[TASK OBJECTIVE]
Extract all data as written.

Extracted data entries:
• • • • • • •

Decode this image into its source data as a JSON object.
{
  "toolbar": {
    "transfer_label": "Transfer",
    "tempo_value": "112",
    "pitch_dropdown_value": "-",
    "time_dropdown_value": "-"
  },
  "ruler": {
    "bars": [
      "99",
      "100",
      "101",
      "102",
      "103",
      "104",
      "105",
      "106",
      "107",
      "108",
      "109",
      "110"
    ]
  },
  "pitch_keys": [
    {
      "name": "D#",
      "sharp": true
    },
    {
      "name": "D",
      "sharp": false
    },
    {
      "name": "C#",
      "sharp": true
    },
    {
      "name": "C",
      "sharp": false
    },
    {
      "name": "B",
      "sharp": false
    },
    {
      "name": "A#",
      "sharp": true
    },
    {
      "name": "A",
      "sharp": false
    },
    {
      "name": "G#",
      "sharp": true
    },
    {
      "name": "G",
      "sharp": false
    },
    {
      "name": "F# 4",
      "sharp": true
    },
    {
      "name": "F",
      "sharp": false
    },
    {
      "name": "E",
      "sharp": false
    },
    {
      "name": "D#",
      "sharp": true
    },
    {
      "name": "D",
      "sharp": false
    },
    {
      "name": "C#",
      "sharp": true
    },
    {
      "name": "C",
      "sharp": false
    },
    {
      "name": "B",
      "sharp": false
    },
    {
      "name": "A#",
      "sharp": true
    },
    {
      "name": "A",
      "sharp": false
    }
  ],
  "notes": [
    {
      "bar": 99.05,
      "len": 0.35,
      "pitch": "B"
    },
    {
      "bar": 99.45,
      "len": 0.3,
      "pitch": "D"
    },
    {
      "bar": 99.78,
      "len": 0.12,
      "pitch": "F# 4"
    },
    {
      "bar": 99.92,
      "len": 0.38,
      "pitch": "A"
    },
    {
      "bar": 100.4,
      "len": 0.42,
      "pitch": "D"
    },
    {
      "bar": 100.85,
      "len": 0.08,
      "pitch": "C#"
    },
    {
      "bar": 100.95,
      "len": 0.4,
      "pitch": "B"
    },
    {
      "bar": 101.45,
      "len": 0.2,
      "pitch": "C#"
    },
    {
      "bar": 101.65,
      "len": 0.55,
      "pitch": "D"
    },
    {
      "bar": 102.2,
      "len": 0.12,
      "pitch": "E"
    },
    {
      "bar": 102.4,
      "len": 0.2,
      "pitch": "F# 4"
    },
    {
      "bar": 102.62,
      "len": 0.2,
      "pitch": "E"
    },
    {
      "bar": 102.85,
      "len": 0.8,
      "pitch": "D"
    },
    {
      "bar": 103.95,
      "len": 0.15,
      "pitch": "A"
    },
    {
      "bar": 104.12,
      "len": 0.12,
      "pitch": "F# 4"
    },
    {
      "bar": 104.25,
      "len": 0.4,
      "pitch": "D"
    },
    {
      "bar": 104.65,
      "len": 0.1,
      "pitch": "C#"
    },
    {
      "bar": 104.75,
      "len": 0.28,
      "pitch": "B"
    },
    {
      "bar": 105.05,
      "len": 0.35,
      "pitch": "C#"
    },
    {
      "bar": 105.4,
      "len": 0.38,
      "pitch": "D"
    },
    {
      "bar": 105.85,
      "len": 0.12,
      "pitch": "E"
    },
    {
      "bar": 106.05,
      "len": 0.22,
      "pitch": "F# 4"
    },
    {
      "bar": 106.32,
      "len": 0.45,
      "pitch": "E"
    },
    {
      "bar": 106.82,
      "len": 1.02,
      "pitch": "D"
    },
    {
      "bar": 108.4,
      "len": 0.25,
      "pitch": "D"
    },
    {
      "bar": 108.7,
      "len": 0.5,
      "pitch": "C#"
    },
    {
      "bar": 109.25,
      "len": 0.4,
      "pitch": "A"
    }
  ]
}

• • • • • • •

[RESULT]
Decode this image into its source data as a JSON object.
{
  "toolbar": {
    "transfer_label": "Transfer",
    "tempo_value": "112",
    "pitch_dropdown_value": "-",
    "time_dropdown_value": "-"
  },
  "ruler": {
    "bars": [
      "99",
      "100",
      "101",
      "102",
      "103",
      "104",
      "105",
      "106",
      "107",
      "108",
      "109",
      "110"
    ]
  },
  "pitch_keys": [
    {
      "name": "D#",
      "sharp": true
    },
    {
      "name": "D",
      "sharp": false
    },
    {
      "name": "C#",
      "sharp": true
    },
    {
      "name": "C",
      "sharp": false
    },
    {
      "name": "B",
      "sharp": false
    },
    {
      "name": "A#",
      "sharp": true
    },
    {
      "name": "A",
      "sharp": false
    },
    {
      "name": "G#",
      "sharp": true
    },
    {
      "name": "G",
      "sharp": false
    },
    {
      "name": "F# 4",
      "sharp": true
    },
    {
      "name": "F",
      "sharp": false
    },
    {
      "name": "E",
      "sharp": false
    },
    {
      "name": "D#",
      "sharp": true
    },
    {
      "name": "D",
      "sharp": false
    },
    {
      "name": "C#",
      "sharp": true
    },
    {
      "name": "C",
      "sharp": false
    },
    {
      "name": "B",
      "sharp": false
    },
    {
      "name": "A#",
      "sharp": true
    },
    {
      "name": "A",
      "sharp": false
    }
  ],
  "notes": [
    {
      "bar": 99.05,
      "len": 0.35,
      "pitch": "B"
    },
    {
      "bar": 99.45,
      "len": 0.3,
      "pitch": "D"
    },
    {
      "bar": 99.78,
      "len": 0.12,
      "pitch": "F# 4"
    },
    {
      "bar": 99.92,
      "len": 0.38,
      "pitch": "A"
    },
    {
      "bar": 100.4,
      "len": 0.42,
      "pitch": "D"
    },
    {
      "bar": 100.85,
      "len": 0.08,
      "pitch": "C#"
    },
    {
      "bar": 100.95,
      "len": 0.4,
      "pitch": "B"
    },
    {
      "bar": 101.45,
      "len": 0.2,
      "pitch": "C#"
    },
    {
      "bar": 101.65,
      "len": 0.55,
      "pitch": "D"
    },
    {
      "bar": 102.2,
      "len": 0.12,
      "pitch": "E"
    },
    {
      "bar": 102.4,
      "len": 0.2,
      "pitch": "F# 4"
    },
    {
      "bar": 102.62,
      "len": 0.2,
      "pitch": "E"
    },
    {
      "bar": 102.85,
      "len": 0.8,
      "pitch": "D"
    },
    {
      "bar": 103.95,
      "len": 0.15,
      "pitch": "A"
    },
    {
      "bar": 104.12,
      "len": 0.12,
      "pitch": "F# 4"
    },
    {
      "bar": 104.25,
      "len": 0.4,
      "pitch": "D"
    },
    {
      "bar": 104.65,
      "len": 0.1,
      "pitch": "C#"
    },
    {
      "bar": 104.75,
      "len": 0.28,
      "pitch": "B"
    },
    {
      "bar": 105.05,
      "len": 0.35,
      "pitch": "C#"
    },
    {
      "bar": 105.4,
      "len": 0.38,
      "pitch": "D"
    },
    {
      "bar": 105.85,
      "len": 0.12,
      "pitch": "E"
    },
    {
      "bar": 106.05,
      "len": 0.22,
      "pitch": "F# 4"
    },
    {
      "bar": 106.32,
      "len": 0.45,
      "pitch": "E"
    },
    {
      "bar": 106.82,
      "len": 1.02,
      "pitch": "D"
    },
    {
      "bar": 108.4,
      "len": 0.25,
      "pitch": "D"
    },
    {
      "bar": 108.7,
      "len": 0.5,
      "pitch": "C#"
    },
    {
      "bar": 109.25,
      "len": 0.4,
      "pitch": "A"
    }
  ]
}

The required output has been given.